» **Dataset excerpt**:
──────────────────────────────

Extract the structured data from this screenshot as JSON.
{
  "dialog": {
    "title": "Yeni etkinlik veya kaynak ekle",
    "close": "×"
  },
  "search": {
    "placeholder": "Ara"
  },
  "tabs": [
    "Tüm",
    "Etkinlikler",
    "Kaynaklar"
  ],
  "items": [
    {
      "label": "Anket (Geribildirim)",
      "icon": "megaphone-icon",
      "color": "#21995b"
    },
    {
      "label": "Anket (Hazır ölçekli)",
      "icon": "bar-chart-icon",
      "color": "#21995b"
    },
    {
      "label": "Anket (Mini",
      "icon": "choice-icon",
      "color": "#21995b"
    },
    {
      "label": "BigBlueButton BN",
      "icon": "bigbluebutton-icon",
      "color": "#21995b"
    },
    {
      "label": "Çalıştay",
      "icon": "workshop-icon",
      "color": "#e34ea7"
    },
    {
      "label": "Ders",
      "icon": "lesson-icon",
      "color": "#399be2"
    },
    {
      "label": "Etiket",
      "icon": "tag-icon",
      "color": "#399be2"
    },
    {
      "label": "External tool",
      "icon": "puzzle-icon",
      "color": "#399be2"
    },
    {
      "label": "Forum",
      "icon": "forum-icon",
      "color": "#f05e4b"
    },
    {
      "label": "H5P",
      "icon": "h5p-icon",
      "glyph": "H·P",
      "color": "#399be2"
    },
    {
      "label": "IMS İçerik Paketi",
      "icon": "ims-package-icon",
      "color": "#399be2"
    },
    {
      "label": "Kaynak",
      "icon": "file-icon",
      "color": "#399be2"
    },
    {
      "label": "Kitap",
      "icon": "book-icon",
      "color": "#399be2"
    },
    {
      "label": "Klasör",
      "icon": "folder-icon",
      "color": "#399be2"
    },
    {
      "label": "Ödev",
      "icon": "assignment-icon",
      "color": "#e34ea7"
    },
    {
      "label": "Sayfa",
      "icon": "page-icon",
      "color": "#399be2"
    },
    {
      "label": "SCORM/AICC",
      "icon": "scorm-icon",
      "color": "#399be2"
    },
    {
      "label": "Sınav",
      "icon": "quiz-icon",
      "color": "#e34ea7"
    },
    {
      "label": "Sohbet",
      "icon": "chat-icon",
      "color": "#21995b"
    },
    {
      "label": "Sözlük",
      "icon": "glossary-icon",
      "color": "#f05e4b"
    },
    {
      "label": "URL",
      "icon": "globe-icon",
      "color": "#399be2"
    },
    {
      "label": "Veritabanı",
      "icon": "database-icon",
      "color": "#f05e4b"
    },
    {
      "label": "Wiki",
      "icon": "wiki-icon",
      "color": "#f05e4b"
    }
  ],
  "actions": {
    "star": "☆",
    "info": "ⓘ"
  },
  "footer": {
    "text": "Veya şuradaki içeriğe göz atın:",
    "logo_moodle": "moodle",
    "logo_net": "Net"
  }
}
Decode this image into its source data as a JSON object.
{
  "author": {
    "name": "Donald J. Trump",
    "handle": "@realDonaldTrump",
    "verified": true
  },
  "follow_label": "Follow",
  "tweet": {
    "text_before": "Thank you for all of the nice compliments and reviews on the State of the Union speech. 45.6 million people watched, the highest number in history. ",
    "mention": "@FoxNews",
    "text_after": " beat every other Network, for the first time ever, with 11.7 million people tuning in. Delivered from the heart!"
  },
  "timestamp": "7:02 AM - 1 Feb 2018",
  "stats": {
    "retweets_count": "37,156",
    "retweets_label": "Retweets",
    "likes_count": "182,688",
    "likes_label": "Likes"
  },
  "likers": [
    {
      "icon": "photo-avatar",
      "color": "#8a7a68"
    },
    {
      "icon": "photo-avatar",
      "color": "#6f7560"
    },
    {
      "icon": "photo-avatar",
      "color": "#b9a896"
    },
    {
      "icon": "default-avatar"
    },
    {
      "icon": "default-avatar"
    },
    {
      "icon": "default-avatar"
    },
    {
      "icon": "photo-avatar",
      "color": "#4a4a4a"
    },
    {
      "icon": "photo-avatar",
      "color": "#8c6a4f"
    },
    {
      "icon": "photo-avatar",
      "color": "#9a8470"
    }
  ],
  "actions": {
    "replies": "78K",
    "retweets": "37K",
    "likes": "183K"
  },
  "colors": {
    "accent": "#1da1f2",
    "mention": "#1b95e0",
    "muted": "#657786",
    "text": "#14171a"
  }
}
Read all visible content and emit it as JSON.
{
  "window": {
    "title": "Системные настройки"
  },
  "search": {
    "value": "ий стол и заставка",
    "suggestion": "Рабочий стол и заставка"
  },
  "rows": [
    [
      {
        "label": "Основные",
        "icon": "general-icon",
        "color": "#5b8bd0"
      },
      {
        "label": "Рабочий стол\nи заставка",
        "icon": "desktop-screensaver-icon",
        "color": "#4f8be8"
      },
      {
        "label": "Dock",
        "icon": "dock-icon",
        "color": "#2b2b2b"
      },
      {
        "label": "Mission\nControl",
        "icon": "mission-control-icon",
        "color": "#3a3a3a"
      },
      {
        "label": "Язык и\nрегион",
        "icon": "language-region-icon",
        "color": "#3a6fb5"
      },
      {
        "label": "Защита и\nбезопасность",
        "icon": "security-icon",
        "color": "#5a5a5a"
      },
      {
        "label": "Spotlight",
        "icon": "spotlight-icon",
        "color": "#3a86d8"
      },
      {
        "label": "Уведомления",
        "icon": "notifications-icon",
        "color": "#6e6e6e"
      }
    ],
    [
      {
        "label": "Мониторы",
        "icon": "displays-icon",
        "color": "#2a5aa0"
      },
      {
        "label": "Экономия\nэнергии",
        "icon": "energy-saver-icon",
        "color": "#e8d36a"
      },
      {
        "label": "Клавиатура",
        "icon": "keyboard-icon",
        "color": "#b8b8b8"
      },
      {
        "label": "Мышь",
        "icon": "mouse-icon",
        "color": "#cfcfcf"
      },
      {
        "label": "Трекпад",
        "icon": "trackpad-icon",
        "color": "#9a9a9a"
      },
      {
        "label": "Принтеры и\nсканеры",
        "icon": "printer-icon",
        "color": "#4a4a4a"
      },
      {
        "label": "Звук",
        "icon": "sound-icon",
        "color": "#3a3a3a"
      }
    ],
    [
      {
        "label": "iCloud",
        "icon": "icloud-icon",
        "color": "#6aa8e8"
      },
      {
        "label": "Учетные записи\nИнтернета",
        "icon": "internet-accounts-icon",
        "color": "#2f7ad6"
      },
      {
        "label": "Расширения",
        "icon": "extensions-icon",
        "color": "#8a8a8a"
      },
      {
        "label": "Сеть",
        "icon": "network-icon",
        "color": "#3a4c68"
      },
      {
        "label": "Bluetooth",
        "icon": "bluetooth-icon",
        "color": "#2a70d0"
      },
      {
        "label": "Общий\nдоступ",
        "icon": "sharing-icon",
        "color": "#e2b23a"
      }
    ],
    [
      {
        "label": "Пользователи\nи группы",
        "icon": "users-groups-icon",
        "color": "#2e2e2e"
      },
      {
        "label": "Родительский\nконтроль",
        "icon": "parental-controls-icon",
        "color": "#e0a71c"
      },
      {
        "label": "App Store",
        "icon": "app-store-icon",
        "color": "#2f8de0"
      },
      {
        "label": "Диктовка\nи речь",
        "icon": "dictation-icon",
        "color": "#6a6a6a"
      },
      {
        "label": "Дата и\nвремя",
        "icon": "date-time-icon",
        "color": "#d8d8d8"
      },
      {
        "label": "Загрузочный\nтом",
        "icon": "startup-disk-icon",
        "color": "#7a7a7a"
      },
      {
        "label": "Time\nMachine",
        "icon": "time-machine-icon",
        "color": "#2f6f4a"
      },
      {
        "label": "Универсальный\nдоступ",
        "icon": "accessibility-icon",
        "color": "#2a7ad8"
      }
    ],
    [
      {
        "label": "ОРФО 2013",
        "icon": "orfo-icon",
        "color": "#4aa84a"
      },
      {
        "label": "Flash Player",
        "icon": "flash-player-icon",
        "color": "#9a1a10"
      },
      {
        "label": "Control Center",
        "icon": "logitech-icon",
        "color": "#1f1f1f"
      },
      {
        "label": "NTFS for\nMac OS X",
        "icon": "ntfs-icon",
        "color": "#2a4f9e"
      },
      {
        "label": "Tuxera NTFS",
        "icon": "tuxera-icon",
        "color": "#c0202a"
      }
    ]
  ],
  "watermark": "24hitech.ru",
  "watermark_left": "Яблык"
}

──────────────────────────────

» **What the task asks**: Write out every line of the entries that holds the word "стол".

» **Problem solution**:
    "value": "ий стол и заставка",
    "suggestion": "Рабочий стол и заставка"
        "label": "Рабочий стол\nи заставка",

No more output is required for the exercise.